(Dataset items)
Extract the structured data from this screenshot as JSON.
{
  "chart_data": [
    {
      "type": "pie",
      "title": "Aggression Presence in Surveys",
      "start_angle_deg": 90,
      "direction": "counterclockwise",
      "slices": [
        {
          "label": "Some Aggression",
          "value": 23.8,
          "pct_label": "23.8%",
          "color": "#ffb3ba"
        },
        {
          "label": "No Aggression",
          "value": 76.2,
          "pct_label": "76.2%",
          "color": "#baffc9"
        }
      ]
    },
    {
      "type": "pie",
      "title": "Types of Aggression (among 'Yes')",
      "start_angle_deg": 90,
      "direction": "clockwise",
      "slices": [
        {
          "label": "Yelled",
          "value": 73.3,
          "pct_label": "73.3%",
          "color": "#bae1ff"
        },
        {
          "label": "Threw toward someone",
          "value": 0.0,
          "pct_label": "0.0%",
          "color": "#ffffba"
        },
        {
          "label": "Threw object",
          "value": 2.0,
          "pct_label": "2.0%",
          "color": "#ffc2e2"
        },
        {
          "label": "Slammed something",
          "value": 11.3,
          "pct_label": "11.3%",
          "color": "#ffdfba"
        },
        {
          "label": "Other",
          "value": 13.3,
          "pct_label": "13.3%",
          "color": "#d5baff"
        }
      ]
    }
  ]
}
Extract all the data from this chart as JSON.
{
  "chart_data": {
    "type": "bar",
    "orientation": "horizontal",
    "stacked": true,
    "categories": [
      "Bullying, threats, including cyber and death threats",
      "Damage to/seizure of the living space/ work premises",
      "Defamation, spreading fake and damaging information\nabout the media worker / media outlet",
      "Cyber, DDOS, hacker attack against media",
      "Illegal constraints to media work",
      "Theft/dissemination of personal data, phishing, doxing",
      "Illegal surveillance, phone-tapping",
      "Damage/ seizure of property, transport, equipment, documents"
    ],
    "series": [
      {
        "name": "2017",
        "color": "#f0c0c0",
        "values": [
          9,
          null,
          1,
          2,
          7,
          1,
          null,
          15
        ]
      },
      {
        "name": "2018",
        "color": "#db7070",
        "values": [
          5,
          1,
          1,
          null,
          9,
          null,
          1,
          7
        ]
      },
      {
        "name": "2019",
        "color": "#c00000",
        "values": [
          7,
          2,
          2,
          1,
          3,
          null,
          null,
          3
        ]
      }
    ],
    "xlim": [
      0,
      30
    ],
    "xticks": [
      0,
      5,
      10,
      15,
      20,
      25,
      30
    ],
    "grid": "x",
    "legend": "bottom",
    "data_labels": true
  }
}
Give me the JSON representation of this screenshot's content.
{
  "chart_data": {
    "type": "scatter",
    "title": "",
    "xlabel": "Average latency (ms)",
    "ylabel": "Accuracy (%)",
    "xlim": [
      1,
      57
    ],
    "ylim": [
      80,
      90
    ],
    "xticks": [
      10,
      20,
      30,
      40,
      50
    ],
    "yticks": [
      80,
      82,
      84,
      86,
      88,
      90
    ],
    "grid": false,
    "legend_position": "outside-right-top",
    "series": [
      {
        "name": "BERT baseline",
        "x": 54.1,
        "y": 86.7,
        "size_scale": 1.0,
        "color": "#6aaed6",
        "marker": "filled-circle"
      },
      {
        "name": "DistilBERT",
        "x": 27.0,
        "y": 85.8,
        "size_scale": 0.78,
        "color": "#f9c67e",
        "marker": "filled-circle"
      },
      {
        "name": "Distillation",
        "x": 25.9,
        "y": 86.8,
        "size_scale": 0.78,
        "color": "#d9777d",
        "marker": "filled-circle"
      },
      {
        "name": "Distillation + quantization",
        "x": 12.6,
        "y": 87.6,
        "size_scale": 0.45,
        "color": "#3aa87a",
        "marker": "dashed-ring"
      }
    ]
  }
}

■ **TASK DETAILS**
Quote the data above in full, changing nothing.

■ **RESPONSE FOR THIS EXERCISE**
Extract the structured data from this screenshot as JSON.
{
  "chart_data": [
    {
      "type": "pie",
      "title": "Aggression Presence in Surveys",
      "start_angle_deg": 90,
      "direction": "counterclockwise",
      "slices": [
        {
          "label": "Some Aggression",
          "value": 23.8,
          "pct_label": "23.8%",
          "color": "#ffb3ba"
        },
        {
          "label": "No Aggression",
          "value": 76.2,
          "pct_label": "76.2%",
          "color": "#baffc9"
        }
      ]
    },
    {
      "type": "pie",
      "title": "Types of Aggression (among 'Yes')",
      "start_angle_deg": 90,
      "direction": "clockwise",
      "slices": [
        {
          "label": "Yelled",
          "value": 73.3,
          "pct_label": "73.3%",
          "color": "#bae1ff"
        },
        {
          "label": "Threw toward someone",
          "value": 0.0,
          "pct_label": "0.0%",
          "color": "#ffffba"
        },
        {
          "label": "Threw object",
          "value": 2.0,
          "pct_label": "2.0%",
          "color": "#ffc2e2"
        },
        {
          "label": "Slammed something",
          "value": 11.3,
          "pct_label": "11.3%",
          "color": "#ffdfba"
        },
        {
          "label": "Other",
          "value": 13.3,
          "pct_label": "13.3%",
          "color": "#d5baff"
        }
      ]
    }
  ]
}
Extract all the data from this chart as JSON.
{
  "chart_data": {
    "type": "bar",
    "orientation": "horizontal",
    "stacked": true,
    "categories": [
      "Bullying, threats, including cyber and death threats",
      "Damage to/seizure of the living space/ work premises",
      "Defamation, spreading fake and damaging information\nabout the media worker / media outlet",
      "Cyber, DDOS, hacker attack against media",
      "Illegal constraints to media work",
      "Theft/dissemination of personal data, phishing, doxing",
      "Illegal surveillance, phone-tapping",
      "Damage/ seizure of property, transport, equipment, documents"
    ],
    "series": [
      {
        "name": "2017",
        "color": "#f0c0c0",
        "values": [
          9,
          null,
          1,
          2,
          7,
          1,
          null,
          15
        ]
      },
      {
        "name": "2018",
        "color": "#db7070",
        "values": [
          5,
          1,
          1,
          null,
          9,
          null,
          1,
          7
        ]
      },
      {
        "name": "2019",
        "color": "#c00000",
        "values": [
          7,
          2,
          2,
          1,
          3,
          null,
          null,
          3
        ]
      }
    ],
    "xlim": [
      0,
      30
    ],
    "xticks": [
      0,
      5,
      10,
      15,
      20,
      25,
      30
    ],
    "grid": "x",
    "legend": "bottom",
    "data_labels": true
  }
}
Give me the JSON representation of this screenshot's content.
{
  "chart_data": {
    "type": "scatter",
    "title": "",
    "xlabel": "Average latency (ms)",
    "ylabel": "Accuracy (%)",
    "xlim": [
      1,
      57
    ],
    "ylim": [
      80,
      90
    ],
    "xticks": [
      10,
      20,
      30,
      40,
      50
    ],
    "yticks": [
      80,
      82,
      84,
      86,
      88,
      90
    ],
    "grid": false,
    "legend_position": "outside-right-top",
    "series": [
      {
        "name": "BERT baseline",
        "x": 54.1,
        "y": 86.7,
        "size_scale": 1.0,
        "color": "#6aaed6",
        "marker": "filled-circle"
      },
      {
        "name": "DistilBERT",
        "x": 27.0,
        "y": 85.8,
        "size_scale": 0.78,
        "color": "#f9c67e",
        "marker": "filled-circle"
      },
      {
        "name": "Distillation",
        "x": 25.9,
        "y": 86.8,
        "size_scale": 0.78,
        "color": "#d9777d",
        "marker": "filled-circle"
      },
      {
        "name": "Distillation + quantization",
        "x": 12.6,
        "y": 87.6,
        "size_scale": 0.45,
        "color": "#3aa87a",
        "marker": "dashed-ring"
      }
    ]
  }
}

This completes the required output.